_INSTRUCTIONS TO FOLLOW_: Transcribe the listing that follows in full, omitting pictures.
# start of RAW DATA
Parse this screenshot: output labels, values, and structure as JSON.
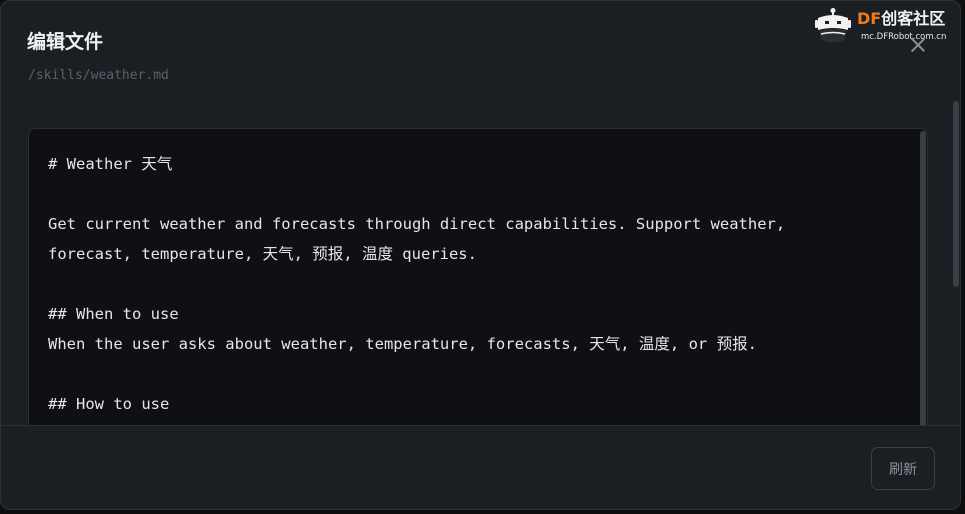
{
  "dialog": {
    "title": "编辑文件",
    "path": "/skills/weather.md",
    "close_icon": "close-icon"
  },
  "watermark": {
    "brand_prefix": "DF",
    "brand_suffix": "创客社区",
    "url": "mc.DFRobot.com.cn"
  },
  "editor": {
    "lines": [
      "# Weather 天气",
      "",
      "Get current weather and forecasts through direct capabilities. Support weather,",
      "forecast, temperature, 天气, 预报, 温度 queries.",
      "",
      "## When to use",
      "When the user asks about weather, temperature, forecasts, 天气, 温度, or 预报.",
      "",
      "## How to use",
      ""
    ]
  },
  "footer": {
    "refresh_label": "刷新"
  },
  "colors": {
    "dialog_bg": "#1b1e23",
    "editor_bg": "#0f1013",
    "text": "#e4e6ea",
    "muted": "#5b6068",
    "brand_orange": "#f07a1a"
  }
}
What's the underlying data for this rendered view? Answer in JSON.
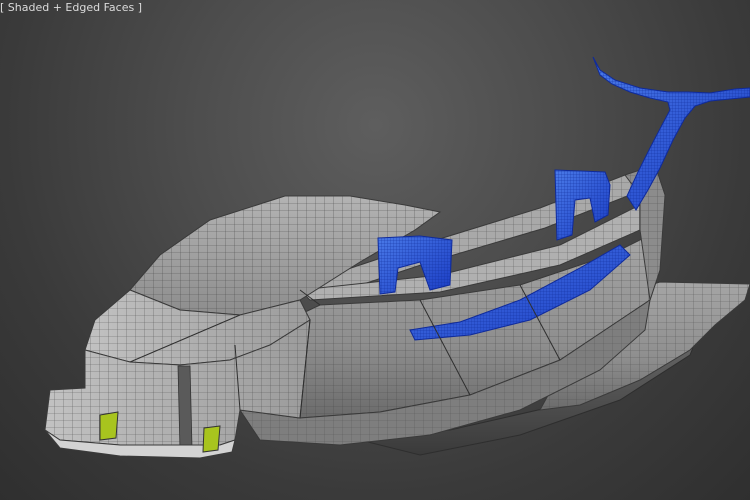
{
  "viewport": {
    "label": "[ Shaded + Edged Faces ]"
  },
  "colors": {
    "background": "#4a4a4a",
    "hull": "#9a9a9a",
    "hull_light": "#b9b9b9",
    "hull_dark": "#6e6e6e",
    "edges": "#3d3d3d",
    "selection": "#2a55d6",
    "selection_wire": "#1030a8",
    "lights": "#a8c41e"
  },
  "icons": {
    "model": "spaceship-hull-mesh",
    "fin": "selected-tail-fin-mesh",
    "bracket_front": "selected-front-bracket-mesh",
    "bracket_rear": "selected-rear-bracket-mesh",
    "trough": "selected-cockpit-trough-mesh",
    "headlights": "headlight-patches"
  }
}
# end of RAW DATA
_RESPONSE TO THIS EXERCISE_:
Parse this screenshot: output labels, values, and structure as JSON.
{
  "dialog": {
    "title": "编辑文件",
    "path": "/skills/weather.md",
    "close_icon": "close-icon"
  },
  "watermark": {
    "brand_prefix": "DF",
    "brand_suffix": "创客社区",
    "url": "mc.DFRobot.com.cn"
  },
  "editor": {
    "lines": [
      "# Weather 天气",
      "",
      "Get current weather and forecasts through direct capabilities. Support weather,",
      "forecast, temperature, 天气, 预报, 温度 queries.",
      "",
      "## When to use",
      "When the user asks about weather, temperature, forecasts, 天气, 温度, or 预报.",
      "",
      "## How to use",
      ""
    ]
  },
  "footer": {
    "refresh_label": "刷新"
  },
  "colors": {
    "dialog_bg": "#1b1e23",
    "editor_bg": "#0f1013",
    "text": "#e4e6ea",
    "muted": "#5b6068",
    "brand_orange": "#f07a1a"
  }
}
What's the underlying data for this rendered view? Answer in JSON.
{
  "viewport": {
    "label": "[ Shaded + Edged Faces ]"
  },
  "colors": {
    "background": "#4a4a4a",
    "hull": "#9a9a9a",
    "hull_light": "#b9b9b9",
    "hull_dark": "#6e6e6e",
    "edges": "#3d3d3d",
    "selection": "#2a55d6",
    "selection_wire": "#1030a8",
    "lights": "#a8c41e"
  },
  "icons": {
    "model": "spaceship-hull-mesh",
    "fin": "selected-tail-fin-mesh",
    "bracket_front": "selected-front-bracket-mesh",
    "bracket_rear": "selected-rear-bracket-mesh",
    "trough": "selected-cockpit-trough-mesh",
    "headlights": "headlight-patches"
  }
}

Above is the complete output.